Input for this task:

------------------------------------

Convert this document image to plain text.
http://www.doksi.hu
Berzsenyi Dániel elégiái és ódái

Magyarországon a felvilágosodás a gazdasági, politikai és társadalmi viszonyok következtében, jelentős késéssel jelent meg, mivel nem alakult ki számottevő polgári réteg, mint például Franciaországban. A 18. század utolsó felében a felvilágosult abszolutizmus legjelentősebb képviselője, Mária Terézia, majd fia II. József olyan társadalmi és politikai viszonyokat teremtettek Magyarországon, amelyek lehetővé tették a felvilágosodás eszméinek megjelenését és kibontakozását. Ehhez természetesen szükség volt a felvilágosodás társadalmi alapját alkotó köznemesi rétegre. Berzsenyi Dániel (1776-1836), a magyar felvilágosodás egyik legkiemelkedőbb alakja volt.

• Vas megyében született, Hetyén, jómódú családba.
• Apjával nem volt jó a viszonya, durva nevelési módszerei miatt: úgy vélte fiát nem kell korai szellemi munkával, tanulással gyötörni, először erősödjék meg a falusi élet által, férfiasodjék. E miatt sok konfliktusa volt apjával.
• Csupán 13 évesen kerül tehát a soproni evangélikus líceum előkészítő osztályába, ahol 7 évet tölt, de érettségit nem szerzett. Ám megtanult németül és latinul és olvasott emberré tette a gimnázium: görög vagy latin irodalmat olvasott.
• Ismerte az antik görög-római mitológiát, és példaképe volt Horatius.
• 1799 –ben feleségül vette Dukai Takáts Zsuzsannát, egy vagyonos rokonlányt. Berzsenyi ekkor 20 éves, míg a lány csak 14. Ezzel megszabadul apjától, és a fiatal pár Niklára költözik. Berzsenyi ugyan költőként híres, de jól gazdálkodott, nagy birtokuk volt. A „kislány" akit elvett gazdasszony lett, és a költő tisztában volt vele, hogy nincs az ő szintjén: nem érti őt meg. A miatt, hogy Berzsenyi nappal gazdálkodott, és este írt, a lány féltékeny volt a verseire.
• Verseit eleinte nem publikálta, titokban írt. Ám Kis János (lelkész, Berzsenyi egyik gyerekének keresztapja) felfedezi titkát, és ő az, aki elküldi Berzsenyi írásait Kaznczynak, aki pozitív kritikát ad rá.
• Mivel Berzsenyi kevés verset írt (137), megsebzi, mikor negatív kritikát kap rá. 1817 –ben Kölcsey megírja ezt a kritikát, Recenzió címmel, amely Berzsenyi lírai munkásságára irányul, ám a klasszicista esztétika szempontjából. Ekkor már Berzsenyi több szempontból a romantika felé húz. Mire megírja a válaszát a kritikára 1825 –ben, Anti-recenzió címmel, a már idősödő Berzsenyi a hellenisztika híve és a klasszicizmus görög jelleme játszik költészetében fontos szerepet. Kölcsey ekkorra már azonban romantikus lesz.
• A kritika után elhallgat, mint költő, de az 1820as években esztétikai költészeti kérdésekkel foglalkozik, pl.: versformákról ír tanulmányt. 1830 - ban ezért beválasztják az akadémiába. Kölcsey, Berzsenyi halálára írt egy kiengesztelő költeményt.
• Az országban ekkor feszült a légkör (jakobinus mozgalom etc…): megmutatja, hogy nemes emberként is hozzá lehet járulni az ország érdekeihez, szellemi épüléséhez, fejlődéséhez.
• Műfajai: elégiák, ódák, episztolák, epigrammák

------------------------------------

Exercise: Copy each entry exactly, with nothing added or dropped.

Full response:
Convert this document image to plain text.
http://www.doksi.hu
Berzsenyi Dániel elégiái és ódái

Magyarországon a felvilágosodás a gazdasági, politikai és társadalmi viszonyok következtében, jelentős késéssel jelent meg, mivel nem alakult ki számottevő polgári réteg, mint például Franciaországban. A 18. század utolsó felében a felvilágosult abszolutizmus legjelentősebb képviselője, Mária Terézia, majd fia II. József olyan társadalmi és politikai viszonyokat teremtettek Magyarországon, amelyek lehetővé tették a felvilágosodás eszméinek megjelenését és kibontakozását. Ehhez természetesen szükség volt a felvilágosodás társadalmi alapját alkotó köznemesi rétegre. Berzsenyi Dániel (1776-1836), a magyar felvilágosodás egyik legkiemelkedőbb alakja volt.

• Vas megyében született, Hetyén, jómódú családba.
• Apjával nem volt jó a viszonya, durva nevelési módszerei miatt: úgy vélte fiát nem kell korai szellemi munkával, tanulással gyötörni, először erősödjék meg a falusi élet által, férfiasodjék. E miatt sok konfliktusa volt apjával.
• Csupán 13 évesen kerül tehát a soproni evangélikus líceum előkészítő osztályába, ahol 7 évet tölt, de érettségit nem szerzett. Ám megtanult németül és latinul és olvasott emberré tette a gimnázium: görög vagy latin irodalmat olvasott.
• Ismerte az antik görög-római mitológiát, és példaképe volt Horatius.
• 1799 –ben feleségül vette Dukai Takáts Zsuzsannát, egy vagyonos rokonlányt. Berzsenyi ekkor 20 éves, míg a lány csak 14. Ezzel megszabadul apjától, és a fiatal pár Niklára költözik. Berzsenyi ugyan költőként híres, de jól gazdálkodott, nagy birtokuk volt. A „kislány" akit elvett gazdasszony lett, és a költő tisztában volt vele, hogy nincs az ő szintjén: nem érti őt meg. A miatt, hogy Berzsenyi nappal gazdálkodott, és este írt, a lány féltékeny volt a verseire.
• Verseit eleinte nem publikálta, titokban írt. Ám Kis János (lelkész, Berzsenyi egyik gyerekének keresztapja) felfedezi titkát, és ő az, aki elküldi Berzsenyi írásait Kaznczynak, aki pozitív kritikát ad rá.
• Mivel Berzsenyi kevés verset írt (137), megsebzi, mikor negatív kritikát kap rá. 1817 –ben Kölcsey megírja ezt a kritikát, Recenzió címmel, amely Berzsenyi lírai munkásságára irányul, ám a klasszicista esztétika szempontjából. Ekkor már Berzsenyi több szempontból a romantika felé húz. Mire megírja a válaszát a kritikára 1825 –ben, Anti-recenzió címmel, a már idősödő Berzsenyi a hellenisztika híve és a klasszicizmus görög jelleme játszik költészetében fontos szerepet. Kölcsey ekkorra már azonban romantikus lesz.
• A kritika után elhallgat, mint költő, de az 1820as években esztétikai költészeti kérdésekkel foglalkozik, pl.: versformákról ír tanulmányt. 1830 - ban ezért beválasztják az akadémiába. Kölcsey, Berzsenyi halálára írt egy kiengesztelő költeményt.
• Az országban ekkor feszült a légkör (jakobinus mozgalom etc…): megmutatja, hogy nemes emberként is hozzá lehet járulni az ország érdekeihez, szellemi épüléséhez, fejlődéséhez.
• Műfajai: elégiák, ódák, episztolák, epigrammák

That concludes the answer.